» WHAT YOU HAVE TO DO
Output only the count of lines that contain "this".

» DATA EXCERPTS
=-=-=-=-=

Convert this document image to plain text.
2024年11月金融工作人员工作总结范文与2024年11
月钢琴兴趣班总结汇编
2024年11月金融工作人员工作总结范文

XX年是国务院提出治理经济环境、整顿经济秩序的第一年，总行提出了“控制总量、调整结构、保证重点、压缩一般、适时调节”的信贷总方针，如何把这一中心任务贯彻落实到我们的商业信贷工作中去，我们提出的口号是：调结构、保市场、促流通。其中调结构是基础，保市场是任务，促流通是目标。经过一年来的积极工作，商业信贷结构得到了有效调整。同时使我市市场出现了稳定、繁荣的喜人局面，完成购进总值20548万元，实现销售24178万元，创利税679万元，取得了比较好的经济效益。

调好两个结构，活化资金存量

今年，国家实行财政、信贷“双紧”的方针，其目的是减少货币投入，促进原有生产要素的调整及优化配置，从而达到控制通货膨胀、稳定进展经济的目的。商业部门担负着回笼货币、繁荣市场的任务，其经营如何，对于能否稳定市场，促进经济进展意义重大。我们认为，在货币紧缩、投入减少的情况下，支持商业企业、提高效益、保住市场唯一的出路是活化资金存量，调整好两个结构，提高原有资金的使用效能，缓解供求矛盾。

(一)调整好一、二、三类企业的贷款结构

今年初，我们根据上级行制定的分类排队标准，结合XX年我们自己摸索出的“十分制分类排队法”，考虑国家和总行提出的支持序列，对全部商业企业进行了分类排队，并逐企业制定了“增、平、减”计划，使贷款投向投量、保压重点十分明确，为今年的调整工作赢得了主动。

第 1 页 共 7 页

=-=-=-=-=

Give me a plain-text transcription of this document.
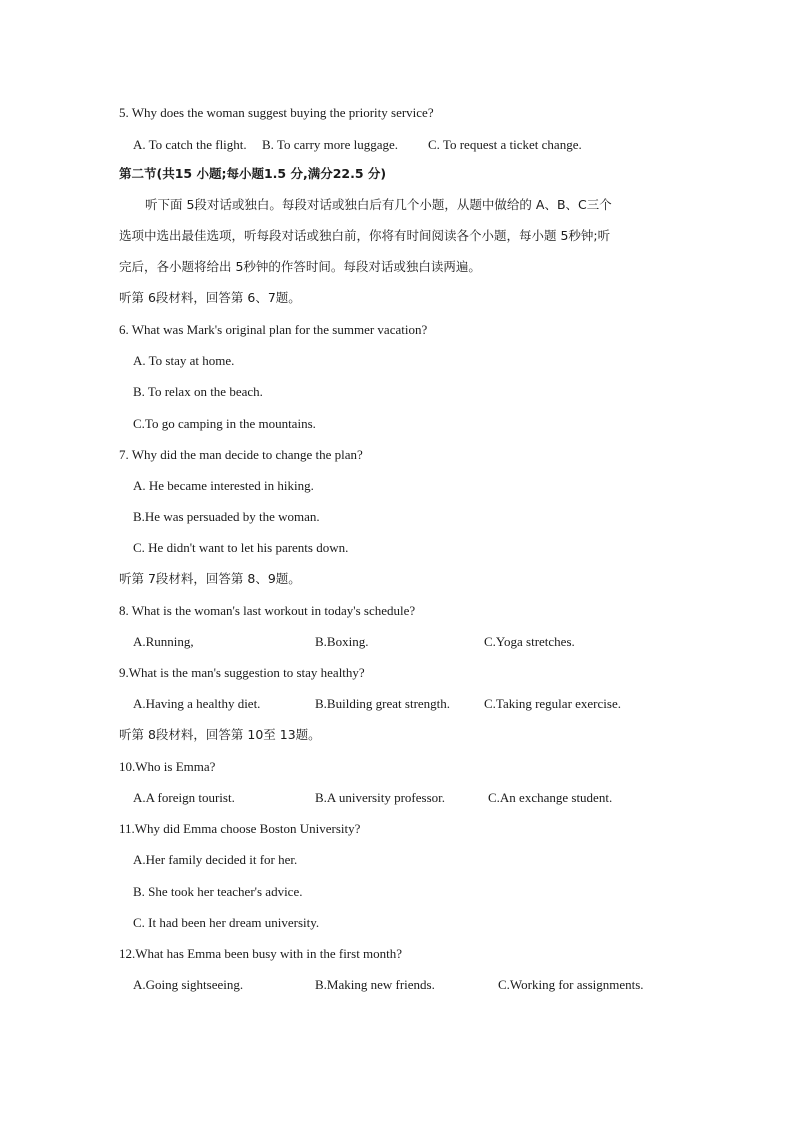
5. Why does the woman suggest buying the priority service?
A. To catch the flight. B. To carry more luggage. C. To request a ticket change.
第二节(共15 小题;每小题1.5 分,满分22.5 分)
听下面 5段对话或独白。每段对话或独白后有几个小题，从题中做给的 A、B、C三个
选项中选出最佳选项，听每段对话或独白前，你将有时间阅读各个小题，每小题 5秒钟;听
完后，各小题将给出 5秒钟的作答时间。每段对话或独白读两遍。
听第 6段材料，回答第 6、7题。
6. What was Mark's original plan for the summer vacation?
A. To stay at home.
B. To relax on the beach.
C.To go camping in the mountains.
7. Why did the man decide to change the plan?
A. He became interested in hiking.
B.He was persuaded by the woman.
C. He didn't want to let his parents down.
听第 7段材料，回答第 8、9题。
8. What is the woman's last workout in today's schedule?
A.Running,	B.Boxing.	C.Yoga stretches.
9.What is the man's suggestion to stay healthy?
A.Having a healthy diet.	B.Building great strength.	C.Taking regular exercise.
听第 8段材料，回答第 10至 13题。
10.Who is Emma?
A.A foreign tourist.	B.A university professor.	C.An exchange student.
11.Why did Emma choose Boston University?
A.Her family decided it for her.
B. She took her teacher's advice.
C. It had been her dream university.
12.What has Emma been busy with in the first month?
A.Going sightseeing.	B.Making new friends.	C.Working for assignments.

=-=-=-=-=

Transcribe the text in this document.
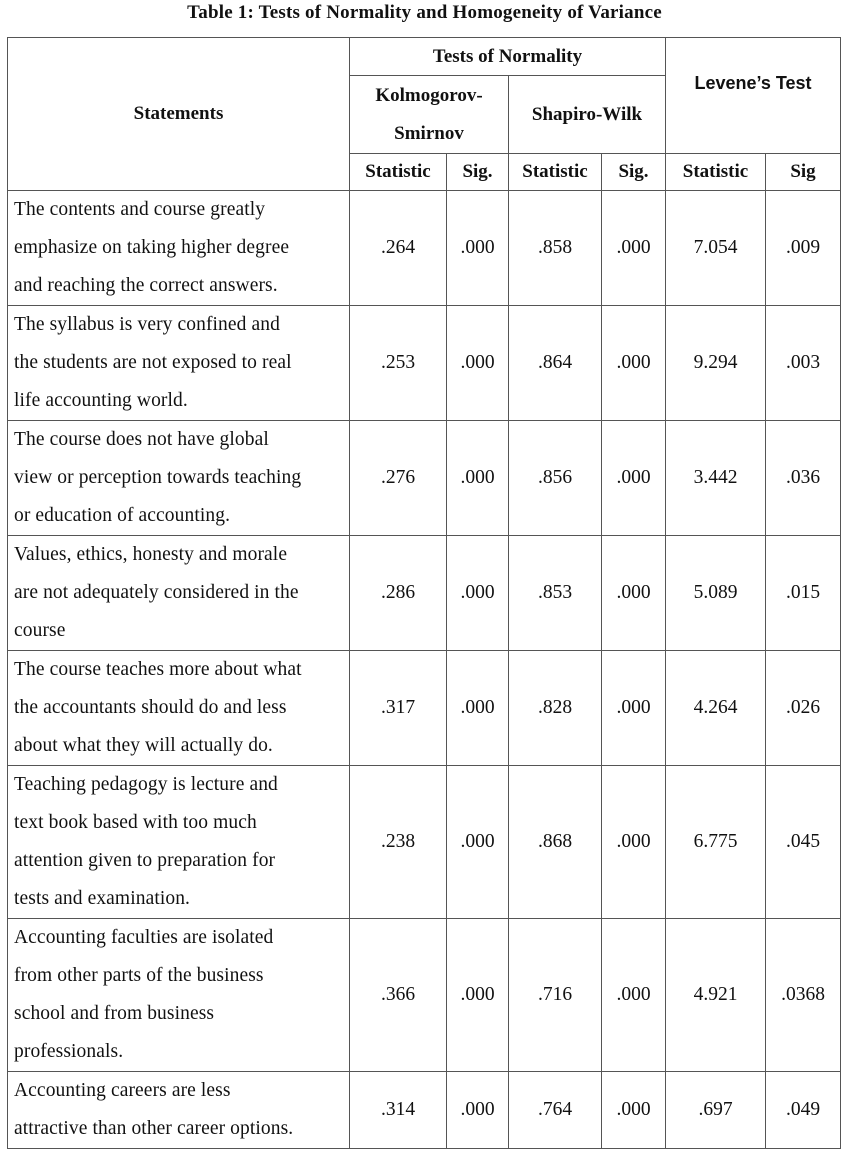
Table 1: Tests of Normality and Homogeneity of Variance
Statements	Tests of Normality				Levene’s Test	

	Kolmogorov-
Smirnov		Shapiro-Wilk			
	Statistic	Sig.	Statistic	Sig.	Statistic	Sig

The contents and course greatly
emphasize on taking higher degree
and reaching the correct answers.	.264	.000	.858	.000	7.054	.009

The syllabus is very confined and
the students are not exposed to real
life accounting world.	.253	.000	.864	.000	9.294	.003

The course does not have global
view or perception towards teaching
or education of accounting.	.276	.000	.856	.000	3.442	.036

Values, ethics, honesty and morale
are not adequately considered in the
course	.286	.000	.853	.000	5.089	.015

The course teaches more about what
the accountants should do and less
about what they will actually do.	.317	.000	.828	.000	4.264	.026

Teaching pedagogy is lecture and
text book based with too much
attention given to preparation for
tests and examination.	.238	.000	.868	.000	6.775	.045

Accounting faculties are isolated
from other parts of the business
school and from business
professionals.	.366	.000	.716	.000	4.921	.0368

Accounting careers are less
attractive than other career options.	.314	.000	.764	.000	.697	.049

=-=-=-=-=

» PROBLEM SOLUTION
3